> **ENTRIES PROVIDED**:
>>>

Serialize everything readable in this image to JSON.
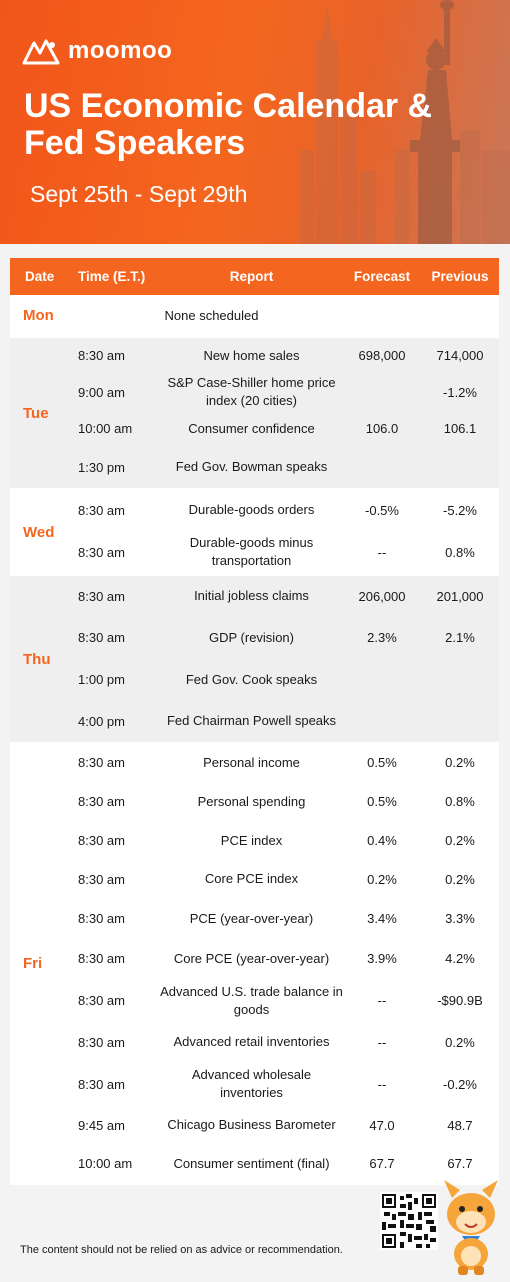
{
  "brand": {
    "name": "moomoo"
  },
  "header": {
    "title": "US Economic Calendar & Fed Speakers",
    "date_range": "Sept 25th - Sept 29th"
  },
  "table": {
    "columns": [
      "Date",
      "Time (E.T.)",
      "Report",
      "Forecast",
      "Previous"
    ],
    "days": [
      {
        "day": "Mon",
        "rows": [
          {
            "time": "",
            "report": "None scheduled",
            "forecast": "",
            "previous": ""
          }
        ]
      },
      {
        "day": "Tue",
        "rows": [
          {
            "time": "8:30 am",
            "report": "New home sales",
            "forecast": "698,000",
            "previous": "714,000"
          },
          {
            "time": "9:00 am",
            "report": "S&P Case-Shiller home price index (20 cities)",
            "forecast": "",
            "previous": "-1.2%"
          },
          {
            "time": "10:00 am",
            "report": "Consumer confidence",
            "forecast": "106.0",
            "previous": "106.1"
          },
          {
            "time": "1:30 pm",
            "report": "Fed Gov. Bowman speaks",
            "forecast": "",
            "previous": ""
          }
        ]
      },
      {
        "day": "Wed",
        "rows": [
          {
            "time": "8:30 am",
            "report": "Durable-goods orders",
            "forecast": "-0.5%",
            "previous": "-5.2%"
          },
          {
            "time": "8:30 am",
            "report": "Durable-goods minus transportation",
            "forecast": "--",
            "previous": "0.8%"
          }
        ]
      },
      {
        "day": "Thu",
        "rows": [
          {
            "time": "8:30 am",
            "report": "Initial jobless claims",
            "forecast": "206,000",
            "previous": "201,000"
          },
          {
            "time": "8:30 am",
            "report": "GDP (revision)",
            "forecast": "2.3%",
            "previous": "2.1%"
          },
          {
            "time": "1:00 pm",
            "report": "Fed Gov. Cook speaks",
            "forecast": "",
            "previous": ""
          },
          {
            "time": "4:00 pm",
            "report": "Fed Chairman Powell speaks",
            "forecast": "",
            "previous": ""
          }
        ]
      },
      {
        "day": "Fri",
        "rows": [
          {
            "time": "8:30 am",
            "report": "Personal income",
            "forecast": "0.5%",
            "previous": "0.2%"
          },
          {
            "time": "8:30 am",
            "report": "Personal spending",
            "forecast": "0.5%",
            "previous": "0.8%"
          },
          {
            "time": "8:30 am",
            "report": "PCE index",
            "forecast": "0.4%",
            "previous": "0.2%"
          },
          {
            "time": "8:30 am",
            "report": "Core PCE index",
            "forecast": "0.2%",
            "previous": "0.2%"
          },
          {
            "time": "8:30 am",
            "report": "PCE (year-over-year)",
            "forecast": "3.4%",
            "previous": "3.3%"
          },
          {
            "time": "8:30 am",
            "report": "Core PCE (year-over-year)",
            "forecast": "3.9%",
            "previous": "4.2%"
          },
          {
            "time": "8:30 am",
            "report": "Advanced U.S. trade balance in goods",
            "forecast": "--",
            "previous": "-$90.9B"
          },
          {
            "time": "8:30 am",
            "report": "Advanced retail inventories",
            "forecast": "--",
            "previous": "0.2%"
          },
          {
            "time": "8:30 am",
            "report": "Advanced wholesale inventories",
            "forecast": "--",
            "previous": "-0.2%"
          },
          {
            "time": "9:45 am",
            "report": "Chicago Business Barometer",
            "forecast": "47.0",
            "previous": "48.7"
          },
          {
            "time": "10:00 am",
            "report": "Consumer sentiment (final)",
            "forecast": "67.7",
            "previous": "67.7"
          }
        ]
      }
    ]
  },
  "footer": {
    "disclaimer": "The content should not be relied on as advice or recommendation."
  },
  "colors": {
    "accent": "#f4661f",
    "row_grey": "#efefef",
    "row_white": "#ffffff"
  }
}
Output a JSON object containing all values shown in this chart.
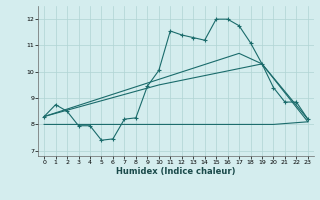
{
  "title": "",
  "xlabel": "Humidex (Indice chaleur)",
  "background_color": "#d4edee",
  "grid_color": "#b0d4d4",
  "line_color": "#1a6b6b",
  "xlim": [
    -0.5,
    23.5
  ],
  "ylim": [
    6.8,
    12.5
  ],
  "yticks": [
    7,
    8,
    9,
    10,
    11,
    12
  ],
  "xticks": [
    0,
    1,
    2,
    3,
    4,
    5,
    6,
    7,
    8,
    9,
    10,
    11,
    12,
    13,
    14,
    15,
    16,
    17,
    18,
    19,
    20,
    21,
    22,
    23
  ],
  "series1_x": [
    0,
    1,
    2,
    3,
    4,
    5,
    6,
    7,
    8,
    9,
    10,
    11,
    12,
    13,
    14,
    15,
    16,
    17,
    18,
    19,
    20,
    21,
    22,
    23
  ],
  "series1_y": [
    8.3,
    8.75,
    8.5,
    7.95,
    7.95,
    7.4,
    7.45,
    8.2,
    8.25,
    9.45,
    10.05,
    11.55,
    11.4,
    11.3,
    11.2,
    12.0,
    12.0,
    11.75,
    11.1,
    10.3,
    9.4,
    8.85,
    8.85,
    8.2
  ],
  "series2_x": [
    0,
    10,
    19,
    23
  ],
  "series2_y": [
    8.3,
    9.5,
    10.3,
    8.2
  ],
  "series3_x": [
    0,
    17,
    19,
    23
  ],
  "series3_y": [
    8.3,
    10.7,
    10.3,
    8.1
  ],
  "series4_x": [
    0,
    20,
    23
  ],
  "series4_y": [
    8.0,
    8.0,
    8.1
  ]
}
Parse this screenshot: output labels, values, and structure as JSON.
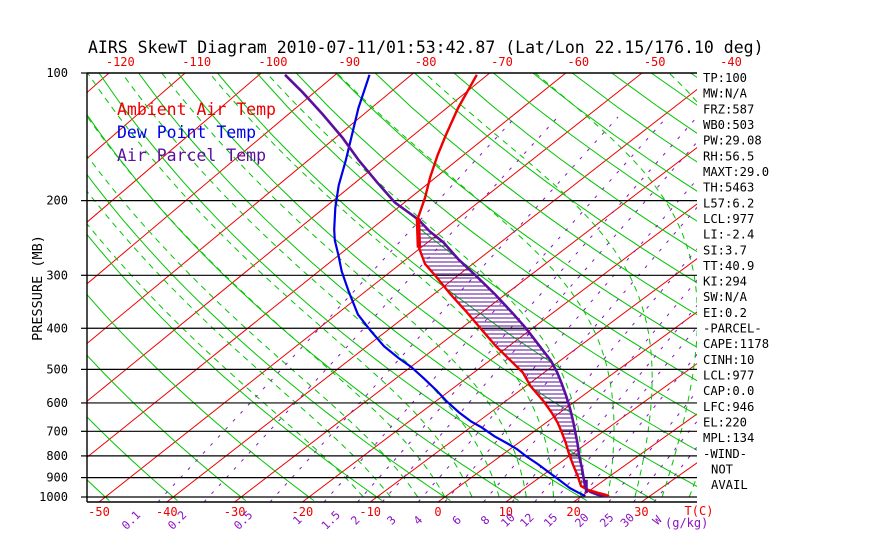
{
  "title": "AIRS SkewT Diagram 2010-07-11/01:53:42.87 (Lat/Lon 22.15/176.10 deg)",
  "colors": {
    "ambient": "#ee0000",
    "dewpoint": "#0000e8",
    "parcel": "#5a0f9e",
    "isotherm": "#ee0000",
    "adiabat": "#00c400",
    "mixing": "#8a12c4",
    "axis": "#000000"
  },
  "panel": {
    "lines": [
      "TP:100",
      "MW:N/A",
      "FRZ:587",
      "WB0:503",
      "PW:29.08",
      "RH:56.5",
      "MAXT:29.0",
      "TH:5463",
      "L57:6.2",
      "LCL:977",
      "LI:-2.4",
      "SI:3.7",
      "TT:40.9",
      "KI:294",
      "SW:N/A",
      "EI:0.2",
      "-PARCEL-",
      "CAPE:1178",
      "CINH:10",
      "LCL:977",
      "CAP:0.0",
      "LFC:946",
      "EL:220",
      "MPL:134",
      "-WIND-",
      "NOT",
      "AVAIL"
    ]
  },
  "chart_data": {
    "type": "line",
    "subtype": "skewt-log-p-sounding",
    "title": "AIRS SkewT Diagram 2010-07-11/01:53:42.87 (Lat/Lon 22.15/176.10 deg)",
    "pressure_axis": {
      "label": "PRESSURE (MB)",
      "ticks": [
        100,
        200,
        300,
        400,
        500,
        600,
        700,
        800,
        900,
        1000
      ],
      "range": [
        100,
        1027
      ],
      "scale": "log"
    },
    "temp_axis": {
      "unit_label": "T(C)",
      "top_ticks": [
        -120,
        -110,
        -100,
        -90,
        -80,
        -70,
        -60,
        -50,
        -40
      ],
      "bottom_ticks": [
        -50,
        -40,
        -30,
        -20,
        -10,
        0,
        10,
        20,
        30
      ]
    },
    "mixing_ratio": {
      "unit_label_w": "W",
      "unit_label_rest": "(g/kg)",
      "values": [
        0.1,
        0.2,
        0.5,
        1,
        1.5,
        2,
        3,
        4,
        6,
        8,
        10,
        12,
        15,
        20,
        25,
        30
      ]
    },
    "grid": {
      "isotherms_c": {
        "min": -160,
        "max": 50,
        "step": 10
      },
      "dry_adiabats_c": {
        "min": -50,
        "max": 170,
        "step": 10
      },
      "moist_adiabats_c": {
        "min": -12,
        "max": 40,
        "step": 4
      }
    },
    "series": {
      "ambient": {
        "label": "Ambient Air Temp",
        "points_p_t": [
          [
            101,
            -71.4
          ],
          [
            121,
            -68.5
          ],
          [
            140,
            -65.7
          ],
          [
            156,
            -63.5
          ],
          [
            176,
            -60.8
          ],
          [
            197,
            -58.0
          ],
          [
            220,
            -55.5
          ],
          [
            258,
            -50.3
          ],
          [
            282,
            -46.6
          ],
          [
            300,
            -43.2
          ],
          [
            333,
            -37.6
          ],
          [
            365,
            -32.4
          ],
          [
            400,
            -27.3
          ],
          [
            441,
            -21.8
          ],
          [
            477,
            -17.0
          ],
          [
            509,
            -13.0
          ],
          [
            547,
            -9.4
          ],
          [
            593,
            -4.7
          ],
          [
            632,
            -1.2
          ],
          [
            667,
            1.6
          ],
          [
            697,
            3.7
          ],
          [
            743,
            6.7
          ],
          [
            784,
            9.1
          ],
          [
            836,
            12.1
          ],
          [
            891,
            15.2
          ],
          [
            942,
            17.8
          ],
          [
            962,
            19.6
          ],
          [
            977,
            21.6
          ],
          [
            988,
            23.2
          ],
          [
            995,
            24.0
          ]
        ]
      },
      "dewpoint": {
        "label": "Dew Point Temp",
        "points_p_t": [
          [
            101,
            -85.5
          ],
          [
            121,
            -81.7
          ],
          [
            142,
            -77.9
          ],
          [
            161,
            -74.9
          ],
          [
            184,
            -71.8
          ],
          [
            208,
            -68.5
          ],
          [
            234,
            -65.0
          ],
          [
            248,
            -63.1
          ],
          [
            270,
            -59.9
          ],
          [
            293,
            -56.9
          ],
          [
            327,
            -52.4
          ],
          [
            371,
            -47.0
          ],
          [
            406,
            -42.2
          ],
          [
            441,
            -37.6
          ],
          [
            470,
            -33.4
          ],
          [
            493,
            -30.0
          ],
          [
            526,
            -25.9
          ],
          [
            561,
            -21.9
          ],
          [
            596,
            -18.3
          ],
          [
            632,
            -14.5
          ],
          [
            664,
            -11.0
          ],
          [
            686,
            -8.3
          ],
          [
            719,
            -4.8
          ],
          [
            746,
            -1.7
          ],
          [
            771,
            1.0
          ],
          [
            802,
            3.8
          ],
          [
            836,
            7.0
          ],
          [
            877,
            10.5
          ],
          [
            916,
            13.7
          ],
          [
            953,
            16.6
          ],
          [
            977,
            18.8
          ],
          [
            995,
            20.5
          ]
        ]
      },
      "parcel": {
        "label": "Air Parcel Temp",
        "points_p_t": [
          [
            101,
            -96.6
          ],
          [
            111,
            -91.6
          ],
          [
            125,
            -85.5
          ],
          [
            142,
            -79.1
          ],
          [
            161,
            -73.1
          ],
          [
            181,
            -67.1
          ],
          [
            202,
            -61.3
          ],
          [
            215,
            -57.2
          ],
          [
            222,
            -55.1
          ],
          [
            236,
            -51.7
          ],
          [
            251,
            -47.8
          ],
          [
            275,
            -42.8
          ],
          [
            300,
            -37.6
          ],
          [
            333,
            -31.4
          ],
          [
            369,
            -25.5
          ],
          [
            400,
            -20.9
          ],
          [
            446,
            -15.0
          ],
          [
            477,
            -11.3
          ],
          [
            509,
            -8.1
          ],
          [
            541,
            -5.3
          ],
          [
            577,
            -2.4
          ],
          [
            619,
            0.7
          ],
          [
            661,
            3.5
          ],
          [
            705,
            6.2
          ],
          [
            752,
            8.9
          ],
          [
            802,
            11.5
          ],
          [
            855,
            14.3
          ],
          [
            912,
            17.0
          ],
          [
            953,
            18.9
          ],
          [
            973,
            20.4
          ],
          [
            988,
            22.1
          ],
          [
            995,
            23.7
          ]
        ]
      }
    },
    "markers": {
      "el_pressure_mb": 220,
      "lcl_pressure_mb": 977,
      "lfc_pressure_mb": 946,
      "cape_hatch_between": [
        "ambient",
        "parcel"
      ]
    },
    "indices": {
      "TP": "100",
      "MW": "N/A",
      "FRZ": "587",
      "WB0": "503",
      "PW": "29.08",
      "RH": "56.5",
      "MAXT": "29.0",
      "TH": "5463",
      "L57": "6.2",
      "LCL": "977",
      "LI": "-2.4",
      "SI": "3.7",
      "TT": "40.9",
      "KI": "294",
      "SW": "N/A",
      "EI": "0.2",
      "CAPE": "1178",
      "CINH": "10",
      "LCL_parcel": "977",
      "CAP": "0.0",
      "LFC": "946",
      "EL": "220",
      "MPL": "134",
      "WIND": "NOT AVAIL"
    },
    "legend_position": "top-left-inside",
    "grid_on": true
  }
}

<<<

> **WORK INSTRUCTIONS**: Using the listing above, locate the lines that hold "JSON" and copy each one.

> **ANSWER TO THE EXERCISE**:
Serialize everything readable in this image to JSON.
Output a JSON object containing all values shown in this chart.
Parse this screenshot: output labels, values, and structure as JSON.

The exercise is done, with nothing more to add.